Fragmento original.
Un modo de reparar una niñez rota es permitir que Dios reemplace la figura paterna. Cuando eras pequeña, no tenías más remedio que depender del amor de tus padres... y sufrir cuando carecías de él o éste adoptaba formas destructivas. Sin embargo, ya no eres una niña y puedes rehacer tu infancia recordando de Quién eres hija en realidad.
Al comprender que eres hija de Dios (reconociendo el amor y la compasión inquebrantables que la Divinidad te profesa en cada momento del día) empezarás a demostrar una actitud hacia tu verdadero yo más parecida a la Suya. Ya no tienes que imitar la desatención que sufriste, basta con que copies el amor que Dios te profesa.
A medida que restablezcas el vínculo con Dios que algún conflicto de infancia interrumpió, tu mente empezará a rechazar los pensamientos que te debilitan y a albergar ideas que te fortalezcan. Aprenderás a prestarte atención, y en cuanto lo consigas, abandonarás la conducta autodestructiva. Al instante de adquirir un compromiso contigo misma, empezarás a alimentarte correctamente. Sucederá de manera natural. El apetito que surge del desamor caerá como hoja de otoño al final de la estación.
Se trata de que readoptes el compromiso de creer que, cuando naciste, el vínculo con tu verdadero yo estaba intacto; tal vez las malas experiencias hayan roto la conexión, pero en la mente de Dios sigue existiendo. En Alcohólicos Anónimos hablan del «contacto consciente». Tu contacto con la Divinidad sigue ahí, sólo que ya no es consciente. Y al traerlo de vuelta a tu conciencia, experimentarás un gesto de reconexión. Como un enchufe que cae al suelo, tu mente necesita que vuelvas a enchufarla en la toma de corriente que promueve el verdadero sentido del yo.
Todo ser humano, dado su origen divino, tiende de forma natural hacia la conexión, la creatividad y la alegría. Ese gesto fluye de forma natural en la experiencia humana, igual que el capullo de rosa tiende por sí mismo hacia la plenitud de la flor. La diferencia entre la rosa y tú radica en que, como ser humano, tú puedes elegir si quieres florecer o no. Si el capullo de rosa fuera capaz, de algún modo, de negar a la flor el derecho a manifestarse, ¿qué pasaría con la energía que lo impulsa a florecer? ¿Se destruiría? ¿Desaparecería? No, porque la energía no se puede destruir.

Datos facilitados.
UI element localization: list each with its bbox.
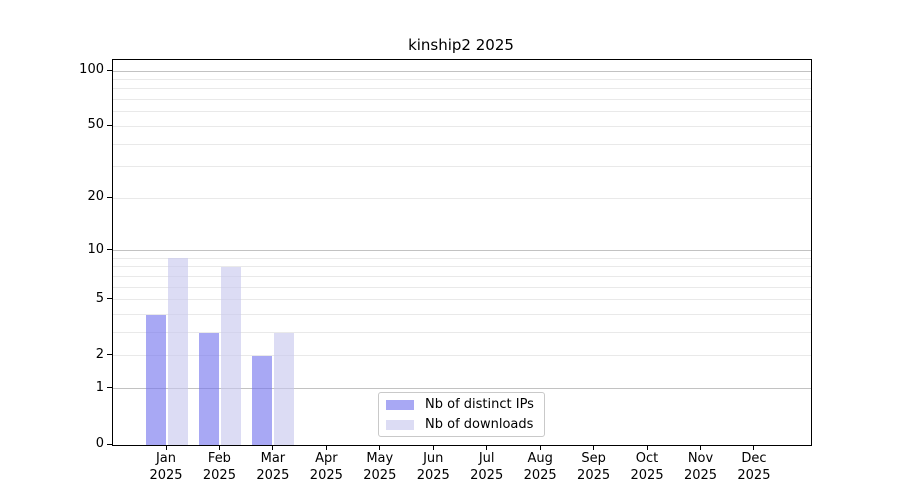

Tareas por realizar.
1. Extrae del texto sobre el vínculo con Dios el pasaje literal que comienza en las palabras "A medida que" y se detiene después de "de la estación.".
2. Escribe lo que sigue al texto sobre el vínculo con Dios, a partir de su última oración.

Respuestas a tareas.
1.
A medida que restablezcas el vínculo con Dios que algún conflicto de infancia interrumpió, tu mente empezará a rechazar los pensamientos que te debilitan y a albergar ideas que te fortalezcan. Aprenderás a prestarte atención, y en cuanto lo consigas, abandonarás la conducta autodestructiva. Al instante de adquirir un compromiso contigo misma, empezarás a alimentarte correctamente. Sucederá de manera natural. El apetito que surge del desamor caerá como hoja de otoño al final de la estación.

2.
Cuando un flujo natural de energía se corta, se convierte en una especie de flujo inverso o implosión de identidad. En esos casos, uno se siente impulsado a hacer mal uso de su fuerza creativa.
Si te privas a ti misma de tu pasión, tu camino, tu deseo, tu historia, tu fuerza vital, tu verdad, tal vez sucumbas a la tentación de vivir a través de terceras personas que sí aceptan los suyos. Tu energía creativa tiene que ir a alguna parte, aunque sea a través de los demás. Si te niegas a ti misma vivir una vida verdadera, puedes acabar viviendo una vida de fantasía.
La distancia entre devorar toda una caja de bombones y sumergirte en la última revista del corazón, entre negarte a vivir tu propia historia e identificarte con la biografía de los demás es muy corta. Sin embargo, no pienses que el prójimo estaba destinado a llevar una vida llena de emociones y tú no. Por la razón que sea, algunas personas no experimentaron en la infancia los bloqueos que tú sufriste. Tienen más facilidad para fluir con el impulso natural y creativo de su propia vida.
Piensa en una persona cuya existencia envidias, cuya trayectoria vital te lleva a decir: Oh, ojalá ésa fuera mi vida. Ahora visualízate a ti misma en el jardín de infancia, al lado de esa persona. Utiliza la imaginación para afrontar la verdad de la situación y comprenderás que, a los cinco años, esa persona no tenía nada que tú no tuvieras. Viniste al mundo con la misma energía creativa e idéntico potencial divino que cualquiera. Y aún siguen ahí; simplemente, están bloqueados. Se expresan a la inversa, en forma de un exceso de peso.
Ahora bien, estás a tiempo de rectificar. La válvula que un día se cerró puede volver a abrirse. Un hábito (y tu problema no es sino eso, un mal hábito mental) puede desaprenderse y remplazarse por la tendencia natural del espíritu a salir al mundo y crear cosas buenas, verdaderas y hermosas.
Deberías adquirir un compromiso contigo misma porque Dios se mantiene fiel al suyo. ¿Cómo si no es a través de los pensamientos que surgen en ti de manera espontánea podría Él hacerse oír en tu alma? Al escucharte a ti misma, sintonizas con las vibraciones del Espíritu, que constituyen la vía de comunicación natural del Creador con su creación.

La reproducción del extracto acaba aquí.